▶ Objective:
Could you write out every entry exactly as it stands?

▶ Supplied information:
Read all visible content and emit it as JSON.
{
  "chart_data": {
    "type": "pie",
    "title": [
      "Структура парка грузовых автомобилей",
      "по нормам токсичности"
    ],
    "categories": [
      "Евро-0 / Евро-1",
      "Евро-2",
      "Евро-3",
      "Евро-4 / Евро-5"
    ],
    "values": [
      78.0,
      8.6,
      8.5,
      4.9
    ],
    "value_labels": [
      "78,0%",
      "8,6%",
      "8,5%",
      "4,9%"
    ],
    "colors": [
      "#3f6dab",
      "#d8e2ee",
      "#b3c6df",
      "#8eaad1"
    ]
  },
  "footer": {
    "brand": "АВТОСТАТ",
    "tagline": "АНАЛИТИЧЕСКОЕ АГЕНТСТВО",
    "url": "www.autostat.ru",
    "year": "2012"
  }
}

▶ The response:
Read all visible content and emit it as JSON.
{
  "chart_data": {
    "type": "pie",
    "title": [
      "Структура парка грузовых автомобилей",
      "по нормам токсичности"
    ],
    "categories": [
      "Евро-0 / Евро-1",
      "Евро-2",
      "Евро-3",
      "Евро-4 / Евро-5"
    ],
    "values": [
      78.0,
      8.6,
      8.5,
      4.9
    ],
    "value_labels": [
      "78,0%",
      "8,6%",
      "8,5%",
      "4,9%"
    ],
    "colors": [
      "#3f6dab",
      "#d8e2ee",
      "#b3c6df",
      "#8eaad1"
    ]
  },
  "footer": {
    "brand": "АВТОСТАТ",
    "tagline": "АНАЛИТИЧЕСКОЕ АГЕНТСТВО",
    "url": "www.autostat.ru",
    "year": "2012"
  }
}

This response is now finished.